Structured figure records

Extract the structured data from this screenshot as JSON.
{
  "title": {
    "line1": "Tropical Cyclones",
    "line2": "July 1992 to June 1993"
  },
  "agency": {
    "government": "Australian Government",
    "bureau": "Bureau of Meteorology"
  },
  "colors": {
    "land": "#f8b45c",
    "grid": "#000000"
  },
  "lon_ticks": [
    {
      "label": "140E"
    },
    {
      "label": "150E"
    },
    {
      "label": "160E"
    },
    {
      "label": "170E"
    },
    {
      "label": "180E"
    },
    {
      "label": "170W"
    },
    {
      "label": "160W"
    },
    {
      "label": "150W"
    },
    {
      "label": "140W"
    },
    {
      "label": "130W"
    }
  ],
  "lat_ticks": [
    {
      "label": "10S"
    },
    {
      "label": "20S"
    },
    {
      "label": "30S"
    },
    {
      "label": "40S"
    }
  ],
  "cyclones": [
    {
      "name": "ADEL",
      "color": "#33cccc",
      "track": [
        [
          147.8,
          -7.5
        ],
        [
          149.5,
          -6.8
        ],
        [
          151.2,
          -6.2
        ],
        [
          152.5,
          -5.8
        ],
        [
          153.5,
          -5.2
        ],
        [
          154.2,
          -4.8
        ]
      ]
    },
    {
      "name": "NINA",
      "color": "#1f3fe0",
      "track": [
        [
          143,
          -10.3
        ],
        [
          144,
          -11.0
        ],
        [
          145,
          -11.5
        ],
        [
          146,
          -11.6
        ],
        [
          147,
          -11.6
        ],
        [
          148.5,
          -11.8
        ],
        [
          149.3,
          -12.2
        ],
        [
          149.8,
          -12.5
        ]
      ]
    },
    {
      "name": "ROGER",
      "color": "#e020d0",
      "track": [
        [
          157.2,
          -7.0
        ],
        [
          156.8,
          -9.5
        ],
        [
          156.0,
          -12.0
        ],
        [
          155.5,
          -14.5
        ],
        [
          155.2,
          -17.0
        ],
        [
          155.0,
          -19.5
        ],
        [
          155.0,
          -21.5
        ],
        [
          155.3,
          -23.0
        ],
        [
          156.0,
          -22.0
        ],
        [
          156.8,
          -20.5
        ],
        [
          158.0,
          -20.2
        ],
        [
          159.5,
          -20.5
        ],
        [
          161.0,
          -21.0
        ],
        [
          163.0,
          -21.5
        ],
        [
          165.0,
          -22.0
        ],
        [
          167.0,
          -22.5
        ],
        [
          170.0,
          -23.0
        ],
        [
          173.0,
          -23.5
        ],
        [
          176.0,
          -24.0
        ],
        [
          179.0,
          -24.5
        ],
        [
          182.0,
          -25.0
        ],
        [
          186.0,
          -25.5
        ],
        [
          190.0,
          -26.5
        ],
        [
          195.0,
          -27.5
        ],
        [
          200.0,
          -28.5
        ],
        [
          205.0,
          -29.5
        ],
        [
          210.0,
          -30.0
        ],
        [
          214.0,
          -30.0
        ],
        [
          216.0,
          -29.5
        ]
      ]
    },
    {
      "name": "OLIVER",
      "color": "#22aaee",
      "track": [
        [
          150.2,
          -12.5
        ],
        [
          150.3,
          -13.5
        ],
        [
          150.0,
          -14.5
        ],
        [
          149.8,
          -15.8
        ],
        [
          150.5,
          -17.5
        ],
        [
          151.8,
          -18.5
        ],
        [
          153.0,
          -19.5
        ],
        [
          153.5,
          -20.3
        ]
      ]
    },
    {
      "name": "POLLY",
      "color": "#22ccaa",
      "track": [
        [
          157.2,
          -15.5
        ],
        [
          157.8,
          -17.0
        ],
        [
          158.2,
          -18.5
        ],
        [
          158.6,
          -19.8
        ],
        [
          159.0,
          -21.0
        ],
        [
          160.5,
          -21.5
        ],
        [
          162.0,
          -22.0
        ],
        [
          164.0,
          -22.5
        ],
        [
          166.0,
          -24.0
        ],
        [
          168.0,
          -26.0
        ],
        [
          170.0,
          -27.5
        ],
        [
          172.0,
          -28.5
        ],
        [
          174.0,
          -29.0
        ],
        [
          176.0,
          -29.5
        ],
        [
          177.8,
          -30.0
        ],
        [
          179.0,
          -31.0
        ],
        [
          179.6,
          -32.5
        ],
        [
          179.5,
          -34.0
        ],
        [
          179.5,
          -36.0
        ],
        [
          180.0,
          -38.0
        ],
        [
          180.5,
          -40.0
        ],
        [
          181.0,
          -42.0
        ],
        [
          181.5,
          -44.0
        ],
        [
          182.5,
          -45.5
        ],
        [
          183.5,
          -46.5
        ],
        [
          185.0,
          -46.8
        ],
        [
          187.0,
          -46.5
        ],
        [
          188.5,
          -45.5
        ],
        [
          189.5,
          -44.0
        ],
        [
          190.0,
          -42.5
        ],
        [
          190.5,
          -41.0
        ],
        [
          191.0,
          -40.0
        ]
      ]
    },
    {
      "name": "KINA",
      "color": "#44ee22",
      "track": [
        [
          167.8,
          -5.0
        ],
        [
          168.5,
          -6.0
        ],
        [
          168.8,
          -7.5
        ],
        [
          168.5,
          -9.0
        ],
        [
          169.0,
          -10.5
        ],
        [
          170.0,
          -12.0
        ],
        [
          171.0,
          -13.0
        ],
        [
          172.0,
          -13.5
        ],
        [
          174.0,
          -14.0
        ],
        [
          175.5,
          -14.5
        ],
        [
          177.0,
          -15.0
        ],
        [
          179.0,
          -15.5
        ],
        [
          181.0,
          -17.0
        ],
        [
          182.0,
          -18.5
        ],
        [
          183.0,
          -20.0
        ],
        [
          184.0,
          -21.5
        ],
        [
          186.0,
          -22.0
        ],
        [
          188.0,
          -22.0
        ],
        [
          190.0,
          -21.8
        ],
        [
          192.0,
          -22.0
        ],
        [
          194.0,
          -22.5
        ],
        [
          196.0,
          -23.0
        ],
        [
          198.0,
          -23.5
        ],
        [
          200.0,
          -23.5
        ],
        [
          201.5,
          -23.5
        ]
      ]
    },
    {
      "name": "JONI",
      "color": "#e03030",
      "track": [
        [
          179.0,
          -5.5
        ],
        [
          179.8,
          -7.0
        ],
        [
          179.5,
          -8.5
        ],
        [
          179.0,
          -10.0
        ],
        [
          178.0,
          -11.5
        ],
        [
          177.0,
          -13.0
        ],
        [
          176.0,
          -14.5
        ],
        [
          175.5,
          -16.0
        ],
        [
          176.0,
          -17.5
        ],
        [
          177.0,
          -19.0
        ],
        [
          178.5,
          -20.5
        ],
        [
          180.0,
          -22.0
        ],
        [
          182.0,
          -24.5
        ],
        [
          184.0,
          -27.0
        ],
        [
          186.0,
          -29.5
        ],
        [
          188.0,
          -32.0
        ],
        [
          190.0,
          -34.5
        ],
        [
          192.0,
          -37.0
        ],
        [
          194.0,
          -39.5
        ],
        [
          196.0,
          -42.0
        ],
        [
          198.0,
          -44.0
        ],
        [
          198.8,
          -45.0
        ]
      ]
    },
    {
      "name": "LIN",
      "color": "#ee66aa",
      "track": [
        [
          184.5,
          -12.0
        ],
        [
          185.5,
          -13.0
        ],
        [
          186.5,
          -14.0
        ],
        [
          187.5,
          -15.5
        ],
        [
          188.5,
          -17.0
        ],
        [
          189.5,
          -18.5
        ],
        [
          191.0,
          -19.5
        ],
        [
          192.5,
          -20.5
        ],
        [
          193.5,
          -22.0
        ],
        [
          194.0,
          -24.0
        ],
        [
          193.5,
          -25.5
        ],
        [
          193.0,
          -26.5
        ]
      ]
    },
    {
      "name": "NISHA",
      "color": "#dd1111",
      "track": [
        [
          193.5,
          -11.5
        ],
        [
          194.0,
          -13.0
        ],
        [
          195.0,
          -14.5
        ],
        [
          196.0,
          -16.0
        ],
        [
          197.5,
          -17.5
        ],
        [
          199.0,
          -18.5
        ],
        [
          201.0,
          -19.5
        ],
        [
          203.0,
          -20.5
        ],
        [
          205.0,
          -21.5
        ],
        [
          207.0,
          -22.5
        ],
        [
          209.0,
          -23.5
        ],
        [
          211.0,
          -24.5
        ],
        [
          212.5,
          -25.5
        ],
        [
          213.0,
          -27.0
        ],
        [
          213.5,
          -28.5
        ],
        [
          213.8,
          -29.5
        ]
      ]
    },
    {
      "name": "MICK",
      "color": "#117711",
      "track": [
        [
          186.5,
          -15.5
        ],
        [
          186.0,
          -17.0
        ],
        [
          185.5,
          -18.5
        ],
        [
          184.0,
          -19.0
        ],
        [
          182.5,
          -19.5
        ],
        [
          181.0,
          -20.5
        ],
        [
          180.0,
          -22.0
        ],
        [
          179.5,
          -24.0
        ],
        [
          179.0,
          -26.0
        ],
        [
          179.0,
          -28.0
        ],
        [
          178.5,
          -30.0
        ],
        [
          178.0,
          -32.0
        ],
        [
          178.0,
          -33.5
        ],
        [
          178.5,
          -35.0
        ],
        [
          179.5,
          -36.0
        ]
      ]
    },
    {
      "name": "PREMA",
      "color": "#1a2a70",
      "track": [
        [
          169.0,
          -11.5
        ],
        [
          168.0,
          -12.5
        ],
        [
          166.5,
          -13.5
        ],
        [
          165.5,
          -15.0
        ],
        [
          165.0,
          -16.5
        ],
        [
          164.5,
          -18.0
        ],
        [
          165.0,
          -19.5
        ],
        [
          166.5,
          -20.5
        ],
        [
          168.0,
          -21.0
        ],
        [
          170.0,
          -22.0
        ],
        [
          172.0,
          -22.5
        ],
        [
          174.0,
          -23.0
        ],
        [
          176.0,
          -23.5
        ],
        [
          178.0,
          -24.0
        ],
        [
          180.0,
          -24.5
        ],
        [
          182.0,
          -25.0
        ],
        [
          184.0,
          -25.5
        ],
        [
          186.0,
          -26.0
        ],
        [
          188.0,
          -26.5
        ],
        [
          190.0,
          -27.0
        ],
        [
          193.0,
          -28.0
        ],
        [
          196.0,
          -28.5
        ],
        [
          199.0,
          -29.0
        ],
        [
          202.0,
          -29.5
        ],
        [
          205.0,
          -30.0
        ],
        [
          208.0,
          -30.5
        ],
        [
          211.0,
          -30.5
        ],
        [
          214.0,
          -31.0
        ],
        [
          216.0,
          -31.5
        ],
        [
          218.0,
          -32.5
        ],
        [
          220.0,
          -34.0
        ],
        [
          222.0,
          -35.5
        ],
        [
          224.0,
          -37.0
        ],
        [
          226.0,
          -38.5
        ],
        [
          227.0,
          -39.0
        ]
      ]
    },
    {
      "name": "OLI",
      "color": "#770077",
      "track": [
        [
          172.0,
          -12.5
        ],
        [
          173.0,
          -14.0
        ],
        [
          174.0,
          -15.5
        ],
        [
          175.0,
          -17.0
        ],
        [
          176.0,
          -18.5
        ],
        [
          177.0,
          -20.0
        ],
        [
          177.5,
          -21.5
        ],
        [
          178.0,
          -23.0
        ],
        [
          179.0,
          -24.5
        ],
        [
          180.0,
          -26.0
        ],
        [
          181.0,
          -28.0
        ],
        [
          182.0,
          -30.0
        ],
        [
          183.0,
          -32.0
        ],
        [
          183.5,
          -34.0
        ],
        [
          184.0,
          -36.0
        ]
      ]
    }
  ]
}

= WRITTEN TASK =
Copy every line of the data that holds the string "name".

= RESPONSE TO THE TASK =
      "name": "ADEL",
      "name": "NINA",
      "name": "ROGER",
      "name": "OLIVER",
      "name": "POLLY",
      "name": "KINA",
      "name": "JONI",
      "name": "LIN",
      "name": "NISHA",
      "name": "MICK",
      "name": "PREMA",
      "name": "OLI",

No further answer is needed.